Directions for this task: Transcribe every record that appears below, exactly and in full.

(Recorded data)
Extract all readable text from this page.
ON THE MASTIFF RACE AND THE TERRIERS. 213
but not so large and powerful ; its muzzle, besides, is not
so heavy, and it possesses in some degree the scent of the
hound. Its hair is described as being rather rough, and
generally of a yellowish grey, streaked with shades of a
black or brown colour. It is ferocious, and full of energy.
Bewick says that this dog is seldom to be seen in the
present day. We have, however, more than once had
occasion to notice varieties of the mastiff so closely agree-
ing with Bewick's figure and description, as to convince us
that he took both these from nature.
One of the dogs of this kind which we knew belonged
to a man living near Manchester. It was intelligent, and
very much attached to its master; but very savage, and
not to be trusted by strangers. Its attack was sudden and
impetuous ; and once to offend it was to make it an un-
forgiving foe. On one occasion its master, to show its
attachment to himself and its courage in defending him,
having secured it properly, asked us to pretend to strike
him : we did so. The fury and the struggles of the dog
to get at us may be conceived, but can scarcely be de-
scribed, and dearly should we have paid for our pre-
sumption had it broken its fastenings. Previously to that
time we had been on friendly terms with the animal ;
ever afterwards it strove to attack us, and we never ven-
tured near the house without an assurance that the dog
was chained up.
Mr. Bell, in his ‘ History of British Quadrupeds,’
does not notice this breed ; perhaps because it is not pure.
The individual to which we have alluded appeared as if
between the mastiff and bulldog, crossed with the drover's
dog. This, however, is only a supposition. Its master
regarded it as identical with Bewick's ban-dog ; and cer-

Answer to this exercise:
Extract all readable text from this page.
ON THE MASTIFF RACE AND THE TERRIERS. 213
but not so large and powerful ; its muzzle, besides, is not
so heavy, and it possesses in some degree the scent of the
hound. Its hair is described as being rather rough, and
generally of a yellowish grey, streaked with shades of a
black or brown colour. It is ferocious, and full of energy.
Bewick says that this dog is seldom to be seen in the
present day. We have, however, more than once had
occasion to notice varieties of the mastiff so closely agree-
ing with Bewick's figure and description, as to convince us
that he took both these from nature.
One of the dogs of this kind which we knew belonged
to a man living near Manchester. It was intelligent, and
very much attached to its master; but very savage, and
not to be trusted by strangers. Its attack was sudden and
impetuous ; and once to offend it was to make it an un-
forgiving foe. On one occasion its master, to show its
attachment to himself and its courage in defending him,
having secured it properly, asked us to pretend to strike
him : we did so. The fury and the struggles of the dog
to get at us may be conceived, but can scarcely be de-
scribed, and dearly should we have paid for our pre-
sumption had it broken its fastenings. Previously to that
time we had been on friendly terms with the animal ;
ever afterwards it strove to attack us, and we never ven-
tured near the house without an assurance that the dog
was chained up.
Mr. Bell, in his ‘ History of British Quadrupeds,’
does not notice this breed ; perhaps because it is not pure.
The individual to which we have alluded appeared as if
between the mastiff and bulldog, crossed with the drover's
dog. This, however, is only a supposition. Its master
regarded it as identical with Bewick's ban-dog ; and cer-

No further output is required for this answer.